Task details — Below is some material; transcribe all of it exactly.

Data excerpts —
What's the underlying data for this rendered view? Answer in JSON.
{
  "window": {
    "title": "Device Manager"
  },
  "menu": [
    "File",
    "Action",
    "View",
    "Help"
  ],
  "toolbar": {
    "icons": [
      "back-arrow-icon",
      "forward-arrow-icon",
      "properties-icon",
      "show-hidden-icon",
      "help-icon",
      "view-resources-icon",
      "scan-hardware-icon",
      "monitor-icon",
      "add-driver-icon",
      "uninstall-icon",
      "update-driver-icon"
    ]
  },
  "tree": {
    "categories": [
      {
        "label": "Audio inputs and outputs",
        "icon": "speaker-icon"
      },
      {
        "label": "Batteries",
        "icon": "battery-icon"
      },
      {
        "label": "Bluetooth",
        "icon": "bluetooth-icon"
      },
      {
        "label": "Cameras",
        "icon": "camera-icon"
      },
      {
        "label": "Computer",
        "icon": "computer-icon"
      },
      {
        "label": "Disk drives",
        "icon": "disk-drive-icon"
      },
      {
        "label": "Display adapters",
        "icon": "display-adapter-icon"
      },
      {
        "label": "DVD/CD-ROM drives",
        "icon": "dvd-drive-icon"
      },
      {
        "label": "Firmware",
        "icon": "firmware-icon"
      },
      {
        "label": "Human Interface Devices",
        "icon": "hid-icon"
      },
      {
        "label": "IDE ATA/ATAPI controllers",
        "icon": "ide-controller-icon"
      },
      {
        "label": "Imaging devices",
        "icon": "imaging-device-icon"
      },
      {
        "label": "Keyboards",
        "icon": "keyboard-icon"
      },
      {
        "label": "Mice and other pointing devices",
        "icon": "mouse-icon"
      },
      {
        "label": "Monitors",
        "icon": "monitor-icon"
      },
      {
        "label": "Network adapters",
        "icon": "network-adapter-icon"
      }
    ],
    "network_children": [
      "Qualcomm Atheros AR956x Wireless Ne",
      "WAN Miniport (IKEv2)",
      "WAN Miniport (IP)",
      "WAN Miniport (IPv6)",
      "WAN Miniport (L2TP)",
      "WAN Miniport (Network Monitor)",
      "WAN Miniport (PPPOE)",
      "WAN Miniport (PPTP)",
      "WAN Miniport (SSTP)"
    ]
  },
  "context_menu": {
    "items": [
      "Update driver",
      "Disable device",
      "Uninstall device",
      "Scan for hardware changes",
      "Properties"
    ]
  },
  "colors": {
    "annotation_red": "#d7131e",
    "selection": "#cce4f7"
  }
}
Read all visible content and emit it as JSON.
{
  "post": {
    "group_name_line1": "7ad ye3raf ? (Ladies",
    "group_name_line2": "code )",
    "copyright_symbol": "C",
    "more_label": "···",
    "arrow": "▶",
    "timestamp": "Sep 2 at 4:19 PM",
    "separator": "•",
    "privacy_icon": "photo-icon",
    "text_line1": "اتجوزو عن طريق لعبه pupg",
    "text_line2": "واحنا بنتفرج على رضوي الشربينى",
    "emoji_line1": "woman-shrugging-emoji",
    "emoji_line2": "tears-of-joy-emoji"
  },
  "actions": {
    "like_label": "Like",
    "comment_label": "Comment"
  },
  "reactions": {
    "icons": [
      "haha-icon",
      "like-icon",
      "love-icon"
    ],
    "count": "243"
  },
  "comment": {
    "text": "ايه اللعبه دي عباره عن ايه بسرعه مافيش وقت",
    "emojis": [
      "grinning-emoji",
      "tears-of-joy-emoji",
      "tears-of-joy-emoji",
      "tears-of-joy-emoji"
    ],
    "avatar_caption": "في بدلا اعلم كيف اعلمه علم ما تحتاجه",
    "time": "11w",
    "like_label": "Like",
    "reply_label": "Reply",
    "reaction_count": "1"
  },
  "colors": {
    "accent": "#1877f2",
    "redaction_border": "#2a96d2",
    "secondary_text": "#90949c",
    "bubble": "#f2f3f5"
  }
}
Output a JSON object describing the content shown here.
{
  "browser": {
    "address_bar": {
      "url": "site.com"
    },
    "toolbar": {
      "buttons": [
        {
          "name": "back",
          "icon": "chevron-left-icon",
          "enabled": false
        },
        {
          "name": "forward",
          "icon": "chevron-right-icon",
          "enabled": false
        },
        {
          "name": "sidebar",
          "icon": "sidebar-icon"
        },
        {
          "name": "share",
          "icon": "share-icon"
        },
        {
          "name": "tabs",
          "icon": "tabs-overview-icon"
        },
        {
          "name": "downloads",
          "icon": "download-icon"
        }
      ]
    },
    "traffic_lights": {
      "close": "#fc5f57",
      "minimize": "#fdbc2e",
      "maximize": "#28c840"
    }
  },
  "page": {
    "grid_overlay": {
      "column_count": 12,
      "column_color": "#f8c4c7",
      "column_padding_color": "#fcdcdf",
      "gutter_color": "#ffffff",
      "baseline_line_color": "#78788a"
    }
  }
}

Problem solution —
What's the underlying data for this rendered view? Answer in JSON.
{
  "window": {
    "title": "Device Manager"
  },
  "menu": [
    "File",
    "Action",
    "View",
    "Help"
  ],
  "toolbar": {
    "icons": [
      "back-arrow-icon",
      "forward-arrow-icon",
      "properties-icon",
      "show-hidden-icon",
      "help-icon",
      "view-resources-icon",
      "scan-hardware-icon",
      "monitor-icon",
      "add-driver-icon",
      "uninstall-icon",
      "update-driver-icon"
    ]
  },
  "tree": {
    "categories": [
      {
        "label": "Audio inputs and outputs",
        "icon": "speaker-icon"
      },
      {
        "label": "Batteries",
        "icon": "battery-icon"
      },
      {
        "label": "Bluetooth",
        "icon": "bluetooth-icon"
      },
      {
        "label": "Cameras",
        "icon": "camera-icon"
      },
      {
        "label": "Computer",
        "icon": "computer-icon"
      },
      {
        "label": "Disk drives",
        "icon": "disk-drive-icon"
      },
      {
        "label": "Display adapters",
        "icon": "display-adapter-icon"
      },
      {
        "label": "DVD/CD-ROM drives",
        "icon": "dvd-drive-icon"
      },
      {
        "label": "Firmware",
        "icon": "firmware-icon"
      },
      {
        "label": "Human Interface Devices",
        "icon": "hid-icon"
      },
      {
        "label": "IDE ATA/ATAPI controllers",
        "icon": "ide-controller-icon"
      },
      {
        "label": "Imaging devices",
        "icon": "imaging-device-icon"
      },
      {
        "label": "Keyboards",
        "icon": "keyboard-icon"
      },
      {
        "label": "Mice and other pointing devices",
        "icon": "mouse-icon"
      },
      {
        "label": "Monitors",
        "icon": "monitor-icon"
      },
      {
        "label": "Network adapters",
        "icon": "network-adapter-icon"
      }
    ],
    "network_children": [
      "Qualcomm Atheros AR956x Wireless Ne",
      "WAN Miniport (IKEv2)",
      "WAN Miniport (IP)",
      "WAN Miniport (IPv6)",
      "WAN Miniport (L2TP)",
      "WAN Miniport (Network Monitor)",
      "WAN Miniport (PPPOE)",
      "WAN Miniport (PPTP)",
      "WAN Miniport (SSTP)"
    ]
  },
  "context_menu": {
    "items": [
      "Update driver",
      "Disable device",
      "Uninstall device",
      "Scan for hardware changes",
      "Properties"
    ]
  },
  "colors": {
    "annotation_red": "#d7131e",
    "selection": "#cce4f7"
  }
}
Read all visible content and emit it as JSON.
{
  "post": {
    "group_name_line1": "7ad ye3raf ? (Ladies",
    "group_name_line2": "code )",
    "copyright_symbol": "C",
    "more_label": "···",
    "arrow": "▶",
    "timestamp": "Sep 2 at 4:19 PM",
    "separator": "•",
    "privacy_icon": "photo-icon",
    "text_line1": "اتجوزو عن طريق لعبه pupg",
    "text_line2": "واحنا بنتفرج على رضوي الشربينى",
    "emoji_line1": "woman-shrugging-emoji",
    "emoji_line2": "tears-of-joy-emoji"
  },
  "actions": {
    "like_label": "Like",
    "comment_label": "Comment"
  },
  "reactions": {
    "icons": [
      "haha-icon",
      "like-icon",
      "love-icon"
    ],
    "count": "243"
  },
  "comment": {
    "text": "ايه اللعبه دي عباره عن ايه بسرعه مافيش وقت",
    "emojis": [
      "grinning-emoji",
      "tears-of-joy-emoji",
      "tears-of-joy-emoji",
      "tears-of-joy-emoji"
    ],
    "avatar_caption": "في بدلا اعلم كيف اعلمه علم ما تحتاجه",
    "time": "11w",
    "like_label": "Like",
    "reply_label": "Reply",
    "reaction_count": "1"
  },
  "colors": {
    "accent": "#1877f2",
    "redaction_border": "#2a96d2",
    "secondary_text": "#90949c",
    "bubble": "#f2f3f5"
  }
}
Output a JSON object describing the content shown here.
{
  "browser": {
    "address_bar": {
      "url": "site.com"
    },
    "toolbar": {
      "buttons": [
        {
          "name": "back",
          "icon": "chevron-left-icon",
          "enabled": false
        },
        {
          "name": "forward",
          "icon": "chevron-right-icon",
          "enabled": false
        },
        {
          "name": "sidebar",
          "icon": "sidebar-icon"
        },
        {
          "name": "share",
          "icon": "share-icon"
        },
        {
          "name": "tabs",
          "icon": "tabs-overview-icon"
        },
        {
          "name": "downloads",
          "icon": "download-icon"
        }
      ]
    },
    "traffic_lights": {
      "close": "#fc5f57",
      "minimize": "#fdbc2e",
      "maximize": "#28c840"
    }
  },
  "page": {
    "grid_overlay": {
      "column_count": 12,
      "column_color": "#f8c4c7",
      "column_padding_color": "#fcdcdf",
      "gutter_color": "#ffffff",
      "baseline_line_color": "#78788a"
    }
  }
}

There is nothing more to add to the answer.